§ EXERCISE DATA

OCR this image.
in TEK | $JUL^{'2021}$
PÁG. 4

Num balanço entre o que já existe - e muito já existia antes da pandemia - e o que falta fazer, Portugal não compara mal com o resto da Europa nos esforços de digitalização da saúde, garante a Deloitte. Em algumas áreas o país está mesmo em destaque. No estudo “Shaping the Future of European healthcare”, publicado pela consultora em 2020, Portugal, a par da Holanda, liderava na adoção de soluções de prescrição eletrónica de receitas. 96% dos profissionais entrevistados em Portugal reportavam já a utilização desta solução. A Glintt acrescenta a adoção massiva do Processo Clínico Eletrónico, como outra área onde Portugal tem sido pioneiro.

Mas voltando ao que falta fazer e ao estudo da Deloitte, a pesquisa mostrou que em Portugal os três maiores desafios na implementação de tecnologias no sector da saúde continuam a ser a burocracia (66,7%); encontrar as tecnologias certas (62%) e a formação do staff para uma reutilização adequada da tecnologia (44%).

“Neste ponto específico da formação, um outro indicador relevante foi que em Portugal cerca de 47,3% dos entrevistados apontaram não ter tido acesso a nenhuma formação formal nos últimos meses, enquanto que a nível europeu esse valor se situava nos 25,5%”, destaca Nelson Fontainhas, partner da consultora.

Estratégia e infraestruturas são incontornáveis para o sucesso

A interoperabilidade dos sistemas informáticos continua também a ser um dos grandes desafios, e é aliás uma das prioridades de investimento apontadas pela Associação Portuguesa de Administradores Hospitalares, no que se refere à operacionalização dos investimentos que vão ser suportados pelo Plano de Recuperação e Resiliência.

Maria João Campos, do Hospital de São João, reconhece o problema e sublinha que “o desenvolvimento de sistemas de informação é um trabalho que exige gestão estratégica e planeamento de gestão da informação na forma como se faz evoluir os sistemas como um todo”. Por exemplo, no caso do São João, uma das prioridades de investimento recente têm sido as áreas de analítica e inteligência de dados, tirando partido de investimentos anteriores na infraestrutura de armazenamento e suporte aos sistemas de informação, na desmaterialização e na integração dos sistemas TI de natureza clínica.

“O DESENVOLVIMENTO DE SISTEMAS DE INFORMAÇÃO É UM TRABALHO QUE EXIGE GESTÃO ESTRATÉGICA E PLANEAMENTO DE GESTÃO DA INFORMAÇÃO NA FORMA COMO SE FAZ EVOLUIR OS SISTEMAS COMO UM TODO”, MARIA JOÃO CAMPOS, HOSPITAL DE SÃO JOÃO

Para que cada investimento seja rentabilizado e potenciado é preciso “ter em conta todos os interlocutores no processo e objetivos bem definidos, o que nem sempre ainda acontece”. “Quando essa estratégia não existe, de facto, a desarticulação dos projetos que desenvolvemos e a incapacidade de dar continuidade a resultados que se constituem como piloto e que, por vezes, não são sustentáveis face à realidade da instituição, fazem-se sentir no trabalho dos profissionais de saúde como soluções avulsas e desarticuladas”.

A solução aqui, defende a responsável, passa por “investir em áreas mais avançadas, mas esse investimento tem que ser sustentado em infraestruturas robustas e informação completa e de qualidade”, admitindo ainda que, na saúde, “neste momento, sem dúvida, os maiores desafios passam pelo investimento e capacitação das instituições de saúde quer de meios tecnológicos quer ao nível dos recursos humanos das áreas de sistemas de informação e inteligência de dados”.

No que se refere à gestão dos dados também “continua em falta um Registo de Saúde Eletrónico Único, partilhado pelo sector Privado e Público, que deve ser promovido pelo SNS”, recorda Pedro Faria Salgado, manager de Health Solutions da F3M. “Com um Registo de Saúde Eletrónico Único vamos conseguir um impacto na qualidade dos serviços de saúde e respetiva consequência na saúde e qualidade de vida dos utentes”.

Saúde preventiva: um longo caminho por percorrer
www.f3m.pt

==

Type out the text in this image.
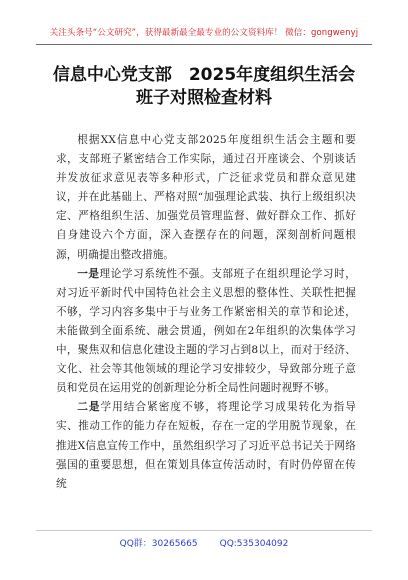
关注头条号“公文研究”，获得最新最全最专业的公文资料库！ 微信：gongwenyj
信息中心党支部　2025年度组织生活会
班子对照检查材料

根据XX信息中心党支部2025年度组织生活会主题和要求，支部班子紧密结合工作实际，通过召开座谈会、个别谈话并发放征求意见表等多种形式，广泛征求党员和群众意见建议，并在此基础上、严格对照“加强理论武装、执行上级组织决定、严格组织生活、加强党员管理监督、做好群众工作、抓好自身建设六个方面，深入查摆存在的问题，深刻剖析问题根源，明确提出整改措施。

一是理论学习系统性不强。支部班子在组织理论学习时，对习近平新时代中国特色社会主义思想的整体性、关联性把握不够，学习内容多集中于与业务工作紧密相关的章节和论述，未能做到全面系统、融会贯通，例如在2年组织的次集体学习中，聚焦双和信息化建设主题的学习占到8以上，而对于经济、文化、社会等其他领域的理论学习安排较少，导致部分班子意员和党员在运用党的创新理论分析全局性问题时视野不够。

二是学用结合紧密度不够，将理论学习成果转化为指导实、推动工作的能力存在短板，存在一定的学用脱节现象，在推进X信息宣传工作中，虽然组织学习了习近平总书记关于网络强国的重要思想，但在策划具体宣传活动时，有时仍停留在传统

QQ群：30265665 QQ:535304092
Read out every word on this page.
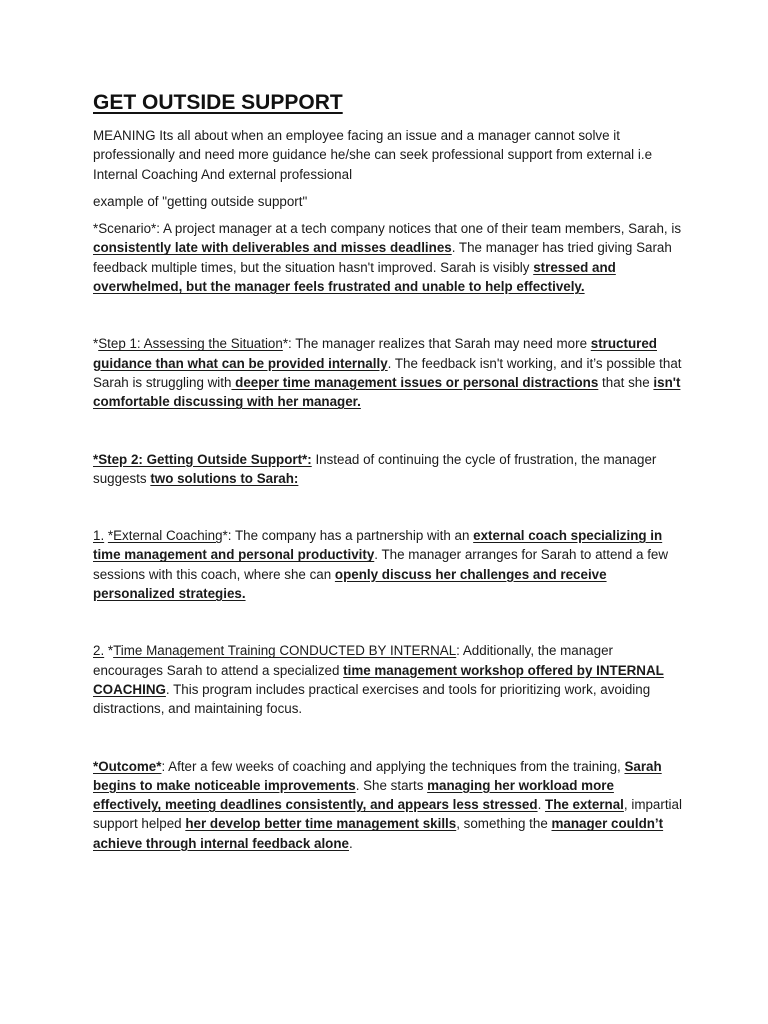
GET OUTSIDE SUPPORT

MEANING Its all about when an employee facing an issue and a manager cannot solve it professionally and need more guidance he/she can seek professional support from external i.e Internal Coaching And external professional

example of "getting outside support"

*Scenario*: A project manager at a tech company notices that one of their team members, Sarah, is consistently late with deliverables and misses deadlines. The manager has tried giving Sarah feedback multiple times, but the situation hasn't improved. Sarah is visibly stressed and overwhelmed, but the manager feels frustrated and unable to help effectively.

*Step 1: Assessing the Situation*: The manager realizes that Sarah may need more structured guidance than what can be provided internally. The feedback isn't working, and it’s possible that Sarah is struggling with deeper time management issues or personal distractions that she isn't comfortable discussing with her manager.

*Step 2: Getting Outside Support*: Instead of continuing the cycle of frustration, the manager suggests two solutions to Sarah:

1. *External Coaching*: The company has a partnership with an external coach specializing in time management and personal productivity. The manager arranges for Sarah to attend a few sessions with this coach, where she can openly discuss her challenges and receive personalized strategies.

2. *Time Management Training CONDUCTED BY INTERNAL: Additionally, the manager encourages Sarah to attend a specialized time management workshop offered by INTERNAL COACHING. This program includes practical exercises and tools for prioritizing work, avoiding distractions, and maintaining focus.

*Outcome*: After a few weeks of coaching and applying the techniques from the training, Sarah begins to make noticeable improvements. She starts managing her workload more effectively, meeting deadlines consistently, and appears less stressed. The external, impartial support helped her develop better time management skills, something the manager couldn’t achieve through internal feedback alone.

§ TASK TO COMPLETE
Gather from the data above every line with the string "attend".

§ FINISHED ANSWER
1. *External Coaching*: The company has a partnership with an external coach specializing in time management and personal productivity. The manager arranges for Sarah to attend a few sessions with this coach, where she can openly discuss her challenges and receive personalized strategies.
2. *Time Management Training CONDUCTED BY INTERNAL: Additionally, the manager encourages Sarah to attend a specialized time management workshop offered by INTERNAL COACHING. This program includes practical exercises and tools for prioritizing work, avoiding distractions, and maintaining focus.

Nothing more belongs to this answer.